Football

Mayo's medal craving means Kerry will have to get in line

If Paul Geaney (pictured) and David Clifford are fit to start for Kerry, their threat inside multiplies.
If Paul Geaney (pictured) and David Clifford are fit to start for Kerry, their threat inside multiplies. If Paul Geaney (pictured) and David Clifford are fit to start for Kerry, their threat inside multiplies.

Allianz Division One Football League final: Kerry v Mayo (Sunday, 4pm, Croke Park, live on TG4)

THERE’S an argument that both Kerry and Mayo would have preferred this to have been Dublin than each other, but this has been a peculiar campaign.

The Dubs have been noticeably off-colour and are thus absent from the decider for the first time in seven years. Kerry’s win over them in Tralee bore more weight at the time than perhaps it does now, given their subsequent struggles.

But then when you’re matching them to the All-Ireland champions, Mayo were railroaded in Croke Park and recovered to then go and win in Kerry.

***

Direction
Name every county team mentioned in the football article, listing each team once. The lines below come from a different source than the football article.

***

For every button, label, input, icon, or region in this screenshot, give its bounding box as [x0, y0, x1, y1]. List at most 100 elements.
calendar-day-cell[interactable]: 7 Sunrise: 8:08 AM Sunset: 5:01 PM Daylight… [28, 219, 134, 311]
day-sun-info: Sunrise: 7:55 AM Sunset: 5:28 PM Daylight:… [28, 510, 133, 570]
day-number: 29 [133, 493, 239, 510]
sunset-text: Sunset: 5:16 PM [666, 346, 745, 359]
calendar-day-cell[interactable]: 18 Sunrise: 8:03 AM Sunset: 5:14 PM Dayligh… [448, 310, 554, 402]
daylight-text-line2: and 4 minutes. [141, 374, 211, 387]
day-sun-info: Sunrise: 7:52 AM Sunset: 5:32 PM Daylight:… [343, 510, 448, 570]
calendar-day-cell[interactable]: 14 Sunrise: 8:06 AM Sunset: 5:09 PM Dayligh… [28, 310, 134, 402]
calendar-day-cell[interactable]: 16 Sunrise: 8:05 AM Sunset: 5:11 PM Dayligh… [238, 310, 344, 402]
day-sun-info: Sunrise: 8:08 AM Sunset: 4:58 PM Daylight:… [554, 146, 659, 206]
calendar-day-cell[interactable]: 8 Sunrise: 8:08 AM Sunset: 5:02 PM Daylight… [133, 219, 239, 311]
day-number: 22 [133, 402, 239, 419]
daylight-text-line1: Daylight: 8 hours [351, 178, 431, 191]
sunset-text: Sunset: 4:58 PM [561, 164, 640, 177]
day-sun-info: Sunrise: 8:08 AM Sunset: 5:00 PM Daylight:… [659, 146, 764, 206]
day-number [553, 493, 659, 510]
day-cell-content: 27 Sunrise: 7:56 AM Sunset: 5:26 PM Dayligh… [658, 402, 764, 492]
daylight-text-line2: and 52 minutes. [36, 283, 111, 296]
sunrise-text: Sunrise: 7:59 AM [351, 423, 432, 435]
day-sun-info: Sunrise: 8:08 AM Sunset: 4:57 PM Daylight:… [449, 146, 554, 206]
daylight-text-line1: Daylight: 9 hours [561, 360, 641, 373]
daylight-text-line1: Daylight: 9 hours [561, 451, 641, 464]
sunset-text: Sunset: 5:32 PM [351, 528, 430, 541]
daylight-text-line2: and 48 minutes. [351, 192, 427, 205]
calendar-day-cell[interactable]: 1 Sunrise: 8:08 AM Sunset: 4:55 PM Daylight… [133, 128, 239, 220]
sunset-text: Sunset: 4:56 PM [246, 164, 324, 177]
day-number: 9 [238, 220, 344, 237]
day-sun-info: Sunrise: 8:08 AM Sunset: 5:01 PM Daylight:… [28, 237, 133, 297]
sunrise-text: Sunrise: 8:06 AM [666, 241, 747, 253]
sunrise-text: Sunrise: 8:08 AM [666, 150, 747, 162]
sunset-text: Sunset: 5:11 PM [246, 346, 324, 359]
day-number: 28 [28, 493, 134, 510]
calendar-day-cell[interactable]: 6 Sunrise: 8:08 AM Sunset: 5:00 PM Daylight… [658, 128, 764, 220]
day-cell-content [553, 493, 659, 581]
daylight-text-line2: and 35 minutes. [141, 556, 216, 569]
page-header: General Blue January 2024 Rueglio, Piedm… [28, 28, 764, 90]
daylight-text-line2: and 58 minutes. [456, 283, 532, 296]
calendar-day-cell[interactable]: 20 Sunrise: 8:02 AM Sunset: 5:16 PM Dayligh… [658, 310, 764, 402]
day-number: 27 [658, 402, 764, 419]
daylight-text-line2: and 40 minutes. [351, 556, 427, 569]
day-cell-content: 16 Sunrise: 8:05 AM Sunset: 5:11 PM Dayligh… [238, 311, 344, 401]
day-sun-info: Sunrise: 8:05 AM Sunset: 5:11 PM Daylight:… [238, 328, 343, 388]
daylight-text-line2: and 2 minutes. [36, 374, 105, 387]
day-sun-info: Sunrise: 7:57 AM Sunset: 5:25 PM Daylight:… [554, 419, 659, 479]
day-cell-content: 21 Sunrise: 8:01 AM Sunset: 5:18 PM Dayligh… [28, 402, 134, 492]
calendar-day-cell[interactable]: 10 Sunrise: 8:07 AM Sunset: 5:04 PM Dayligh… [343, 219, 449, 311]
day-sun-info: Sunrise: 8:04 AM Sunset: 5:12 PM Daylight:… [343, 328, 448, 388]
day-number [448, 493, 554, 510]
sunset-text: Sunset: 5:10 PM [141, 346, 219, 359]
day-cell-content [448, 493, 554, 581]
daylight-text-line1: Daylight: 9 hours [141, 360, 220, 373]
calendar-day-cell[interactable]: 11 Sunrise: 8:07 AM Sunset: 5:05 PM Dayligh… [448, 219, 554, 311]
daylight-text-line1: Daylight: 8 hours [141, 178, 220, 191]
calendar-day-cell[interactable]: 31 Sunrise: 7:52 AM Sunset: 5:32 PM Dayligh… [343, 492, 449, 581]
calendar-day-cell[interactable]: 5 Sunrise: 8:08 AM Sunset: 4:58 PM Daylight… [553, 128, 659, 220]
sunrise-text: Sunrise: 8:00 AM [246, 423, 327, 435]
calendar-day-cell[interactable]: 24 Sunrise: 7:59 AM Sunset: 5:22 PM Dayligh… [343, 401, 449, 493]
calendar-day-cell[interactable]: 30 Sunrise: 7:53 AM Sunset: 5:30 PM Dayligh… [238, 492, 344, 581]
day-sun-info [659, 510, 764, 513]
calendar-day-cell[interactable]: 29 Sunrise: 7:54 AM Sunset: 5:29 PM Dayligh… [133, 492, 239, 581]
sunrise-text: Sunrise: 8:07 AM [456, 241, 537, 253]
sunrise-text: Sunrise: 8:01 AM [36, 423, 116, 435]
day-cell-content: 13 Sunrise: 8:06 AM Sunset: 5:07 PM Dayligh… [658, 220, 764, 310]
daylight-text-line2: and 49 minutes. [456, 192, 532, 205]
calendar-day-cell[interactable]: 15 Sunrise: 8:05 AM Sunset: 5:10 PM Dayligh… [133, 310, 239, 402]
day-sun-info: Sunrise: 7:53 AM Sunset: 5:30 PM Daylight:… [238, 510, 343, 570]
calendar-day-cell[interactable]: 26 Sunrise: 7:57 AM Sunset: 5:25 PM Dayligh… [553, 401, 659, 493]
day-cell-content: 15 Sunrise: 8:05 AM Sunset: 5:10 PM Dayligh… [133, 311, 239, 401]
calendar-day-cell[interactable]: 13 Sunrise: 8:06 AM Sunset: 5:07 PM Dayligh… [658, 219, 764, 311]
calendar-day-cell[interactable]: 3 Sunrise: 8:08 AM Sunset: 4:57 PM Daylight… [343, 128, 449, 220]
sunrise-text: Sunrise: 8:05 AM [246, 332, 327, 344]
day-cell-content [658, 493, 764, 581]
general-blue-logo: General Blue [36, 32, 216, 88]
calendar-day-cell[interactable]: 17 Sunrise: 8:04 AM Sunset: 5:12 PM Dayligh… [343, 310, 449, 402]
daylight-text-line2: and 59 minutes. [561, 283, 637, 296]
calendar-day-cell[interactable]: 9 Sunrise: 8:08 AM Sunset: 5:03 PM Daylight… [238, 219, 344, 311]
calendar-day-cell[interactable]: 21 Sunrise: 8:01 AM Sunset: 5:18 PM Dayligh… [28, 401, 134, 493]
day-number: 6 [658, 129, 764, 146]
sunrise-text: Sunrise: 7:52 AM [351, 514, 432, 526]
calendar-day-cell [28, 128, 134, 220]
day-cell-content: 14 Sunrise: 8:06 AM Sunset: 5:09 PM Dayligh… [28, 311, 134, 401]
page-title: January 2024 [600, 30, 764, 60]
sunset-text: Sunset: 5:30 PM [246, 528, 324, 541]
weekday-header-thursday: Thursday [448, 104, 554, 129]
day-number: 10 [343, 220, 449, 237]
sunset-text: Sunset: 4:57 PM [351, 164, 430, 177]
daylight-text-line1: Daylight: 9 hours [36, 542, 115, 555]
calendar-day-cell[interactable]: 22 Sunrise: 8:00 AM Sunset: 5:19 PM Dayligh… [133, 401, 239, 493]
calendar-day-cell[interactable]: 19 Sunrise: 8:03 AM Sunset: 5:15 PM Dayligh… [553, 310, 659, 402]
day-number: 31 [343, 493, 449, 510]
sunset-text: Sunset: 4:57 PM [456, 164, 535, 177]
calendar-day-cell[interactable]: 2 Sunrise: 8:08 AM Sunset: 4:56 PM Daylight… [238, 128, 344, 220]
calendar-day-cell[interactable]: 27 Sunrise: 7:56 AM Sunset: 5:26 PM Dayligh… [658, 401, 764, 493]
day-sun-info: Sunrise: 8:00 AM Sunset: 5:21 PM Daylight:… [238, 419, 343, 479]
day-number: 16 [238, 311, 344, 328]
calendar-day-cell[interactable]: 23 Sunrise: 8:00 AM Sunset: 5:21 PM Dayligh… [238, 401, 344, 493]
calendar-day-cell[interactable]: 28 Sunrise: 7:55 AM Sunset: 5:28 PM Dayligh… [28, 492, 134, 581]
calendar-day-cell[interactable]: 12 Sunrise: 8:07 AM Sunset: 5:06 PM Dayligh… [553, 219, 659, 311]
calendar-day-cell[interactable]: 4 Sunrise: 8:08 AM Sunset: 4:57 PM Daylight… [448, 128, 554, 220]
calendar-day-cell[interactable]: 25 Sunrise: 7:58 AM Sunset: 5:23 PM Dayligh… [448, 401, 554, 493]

***

The completed task
Kerry, Mayo, Dublin